■ **Records for this task**:
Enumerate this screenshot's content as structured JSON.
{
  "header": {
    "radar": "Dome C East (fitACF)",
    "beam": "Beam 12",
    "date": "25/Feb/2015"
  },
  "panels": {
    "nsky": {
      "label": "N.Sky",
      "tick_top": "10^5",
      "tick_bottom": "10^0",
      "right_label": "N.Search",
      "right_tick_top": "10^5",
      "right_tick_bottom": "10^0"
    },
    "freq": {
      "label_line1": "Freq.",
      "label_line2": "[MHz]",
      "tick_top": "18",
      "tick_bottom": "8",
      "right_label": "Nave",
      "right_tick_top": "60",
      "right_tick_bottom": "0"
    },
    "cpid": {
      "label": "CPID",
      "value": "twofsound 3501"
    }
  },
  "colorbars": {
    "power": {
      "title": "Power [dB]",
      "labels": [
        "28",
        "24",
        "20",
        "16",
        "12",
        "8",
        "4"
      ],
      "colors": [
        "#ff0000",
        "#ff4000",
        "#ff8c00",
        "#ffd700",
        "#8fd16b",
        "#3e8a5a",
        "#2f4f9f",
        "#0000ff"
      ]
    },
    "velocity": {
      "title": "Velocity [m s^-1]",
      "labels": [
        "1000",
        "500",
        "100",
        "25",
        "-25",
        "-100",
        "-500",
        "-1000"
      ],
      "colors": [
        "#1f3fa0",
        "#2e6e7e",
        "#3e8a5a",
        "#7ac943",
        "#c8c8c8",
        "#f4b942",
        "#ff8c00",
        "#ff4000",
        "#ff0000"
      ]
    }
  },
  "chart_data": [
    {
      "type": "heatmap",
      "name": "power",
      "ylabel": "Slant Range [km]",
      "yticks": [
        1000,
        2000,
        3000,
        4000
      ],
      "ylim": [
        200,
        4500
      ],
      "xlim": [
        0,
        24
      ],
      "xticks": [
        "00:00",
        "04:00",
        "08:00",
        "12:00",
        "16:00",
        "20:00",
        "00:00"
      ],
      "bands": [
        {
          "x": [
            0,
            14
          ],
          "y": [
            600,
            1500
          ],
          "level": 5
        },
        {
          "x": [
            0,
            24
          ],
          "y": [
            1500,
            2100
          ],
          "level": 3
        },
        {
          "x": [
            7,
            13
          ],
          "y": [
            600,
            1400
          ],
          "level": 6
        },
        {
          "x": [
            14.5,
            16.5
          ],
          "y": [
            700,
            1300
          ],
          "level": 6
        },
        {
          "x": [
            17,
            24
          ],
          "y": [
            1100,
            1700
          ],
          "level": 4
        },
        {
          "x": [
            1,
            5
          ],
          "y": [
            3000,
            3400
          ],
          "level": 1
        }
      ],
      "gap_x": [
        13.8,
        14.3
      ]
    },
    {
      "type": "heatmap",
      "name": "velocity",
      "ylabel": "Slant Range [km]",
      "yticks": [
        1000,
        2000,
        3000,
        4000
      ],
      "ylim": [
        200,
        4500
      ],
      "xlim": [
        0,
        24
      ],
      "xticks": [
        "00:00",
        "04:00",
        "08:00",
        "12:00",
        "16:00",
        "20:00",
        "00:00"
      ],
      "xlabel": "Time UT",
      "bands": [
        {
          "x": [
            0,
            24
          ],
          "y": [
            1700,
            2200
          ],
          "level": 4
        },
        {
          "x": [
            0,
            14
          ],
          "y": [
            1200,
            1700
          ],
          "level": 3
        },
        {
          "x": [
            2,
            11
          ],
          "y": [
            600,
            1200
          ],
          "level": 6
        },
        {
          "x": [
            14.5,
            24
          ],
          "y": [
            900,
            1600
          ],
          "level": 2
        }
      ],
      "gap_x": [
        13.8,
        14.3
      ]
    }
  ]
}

■ **Task objective**:
Would you reproduce the material above in full, exactly as given?

■ **Reply to the exercise**:
Enumerate this screenshot's content as structured JSON.
{
  "header": {
    "radar": "Dome C East (fitACF)",
    "beam": "Beam 12",
    "date": "25/Feb/2015"
  },
  "panels": {
    "nsky": {
      "label": "N.Sky",
      "tick_top": "10^5",
      "tick_bottom": "10^0",
      "right_label": "N.Search",
      "right_tick_top": "10^5",
      "right_tick_bottom": "10^0"
    },
    "freq": {
      "label_line1": "Freq.",
      "label_line2": "[MHz]",
      "tick_top": "18",
      "tick_bottom": "8",
      "right_label": "Nave",
      "right_tick_top": "60",
      "right_tick_bottom": "0"
    },
    "cpid": {
      "label": "CPID",
      "value": "twofsound 3501"
    }
  },
  "colorbars": {
    "power": {
      "title": "Power [dB]",
      "labels": [
        "28",
        "24",
        "20",
        "16",
        "12",
        "8",
        "4"
      ],
      "colors": [
        "#ff0000",
        "#ff4000",
        "#ff8c00",
        "#ffd700",
        "#8fd16b",
        "#3e8a5a",
        "#2f4f9f",
        "#0000ff"
      ]
    },
    "velocity": {
      "title": "Velocity [m s^-1]",
      "labels": [
        "1000",
        "500",
        "100",
        "25",
        "-25",
        "-100",
        "-500",
        "-1000"
      ],
      "colors": [
        "#1f3fa0",
        "#2e6e7e",
        "#3e8a5a",
        "#7ac943",
        "#c8c8c8",
        "#f4b942",
        "#ff8c00",
        "#ff4000",
        "#ff0000"
      ]
    }
  },
  "chart_data": [
    {
      "type": "heatmap",
      "name": "power",
      "ylabel": "Slant Range [km]",
      "yticks": [
        1000,
        2000,
        3000,
        4000
      ],
      "ylim": [
        200,
        4500
      ],
      "xlim": [
        0,
        24
      ],
      "xticks": [
        "00:00",
        "04:00",
        "08:00",
        "12:00",
        "16:00",
        "20:00",
        "00:00"
      ],
      "bands": [
        {
          "x": [
            0,
            14
          ],
          "y": [
            600,
            1500
          ],
          "level": 5
        },
        {
          "x": [
            0,
            24
          ],
          "y": [
            1500,
            2100
          ],
          "level": 3
        },
        {
          "x": [
            7,
            13
          ],
          "y": [
            600,
            1400
          ],
          "level": 6
        },
        {
          "x": [
            14.5,
            16.5
          ],
          "y": [
            700,
            1300
          ],
          "level": 6
        },
        {
          "x": [
            17,
            24
          ],
          "y": [
            1100,
            1700
          ],
          "level": 4
        },
        {
          "x": [
            1,
            5
          ],
          "y": [
            3000,
            3400
          ],
          "level": 1
        }
      ],
      "gap_x": [
        13.8,
        14.3
      ]
    },
    {
      "type": "heatmap",
      "name": "velocity",
      "ylabel": "Slant Range [km]",
      "yticks": [
        1000,
        2000,
        3000,
        4000
      ],
      "ylim": [
        200,
        4500
      ],
      "xlim": [
        0,
        24
      ],
      "xticks": [
        "00:00",
        "04:00",
        "08:00",
        "12:00",
        "16:00",
        "20:00",
        "00:00"
      ],
      "xlabel": "Time UT",
      "bands": [
        {
          "x": [
            0,
            24
          ],
          "y": [
            1700,
            2200
          ],
          "level": 4
        },
        {
          "x": [
            0,
            14
          ],
          "y": [
            1200,
            1700
          ],
          "level": 3
        },
        {
          "x": [
            2,
            11
          ],
          "y": [
            600,
            1200
          ],
          "level": 6
        },
        {
          "x": [
            14.5,
            24
          ],
          "y": [
            900,
            1600
          ],
          "level": 2
        }
      ],
      "gap_x": [
        13.8,
        14.3
      ]
    }
  ]
}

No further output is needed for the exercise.